**WRITTEN EXERCISE**
Reproduce the listing word for word, leaving every picture behind.

--- Start STORED ROWS ---

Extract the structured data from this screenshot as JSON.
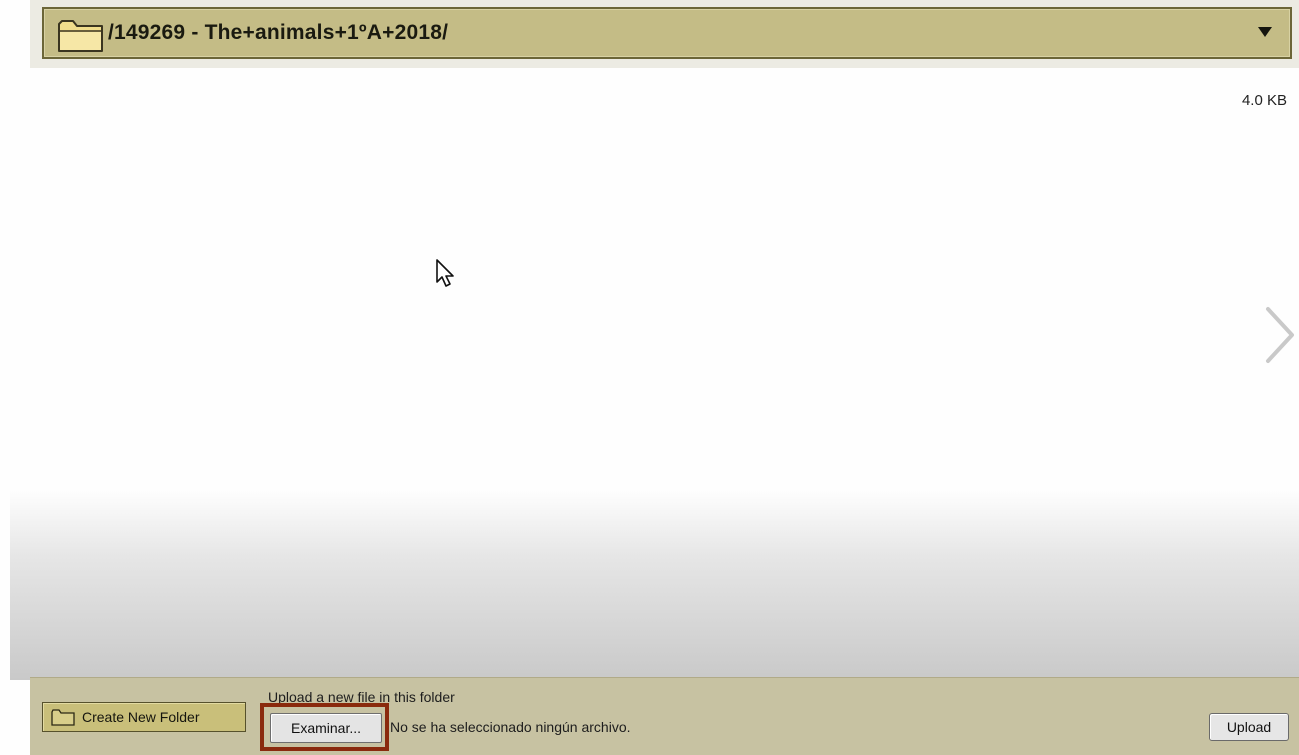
{
  "header": {
    "path": "/149269 - The+animals+1ºA+2018/",
    "folder_icon": "folder-icon",
    "dropdown_icon": "dropdown-arrow-icon",
    "colors": {
      "bar": "#c4bc86",
      "border": "#6c6638"
    }
  },
  "file_info": {
    "size": "4.0 KB"
  },
  "navigation": {
    "next_icon": "chevron-right-icon"
  },
  "footer": {
    "create_folder_label": "Create New Folder",
    "upload_heading": "Upload a new file in this folder",
    "browse_label": "Examinar...",
    "no_file_text": "No se ha seleccionado ningún archivo.",
    "upload_label": "Upload",
    "highlight_color": "#8a2a0d"
  }
}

--- End STORED ROWS ---

**EXERCISE SOLUTION**
Extract the structured data from this screenshot as JSON.
{
  "header": {
    "path": "/149269 - The+animals+1ºA+2018/",
    "folder_icon": "folder-icon",
    "dropdown_icon": "dropdown-arrow-icon",
    "colors": {
      "bar": "#c4bc86",
      "border": "#6c6638"
    }
  },
  "file_info": {
    "size": "4.0 KB"
  },
  "navigation": {
    "next_icon": "chevron-right-icon"
  },
  "footer": {
    "create_folder_label": "Create New Folder",
    "upload_heading": "Upload a new file in this folder",
    "browse_label": "Examinar...",
    "no_file_text": "No se ha seleccionado ningún archivo.",
    "upload_label": "Upload",
    "highlight_color": "#8a2a0d"
  }
}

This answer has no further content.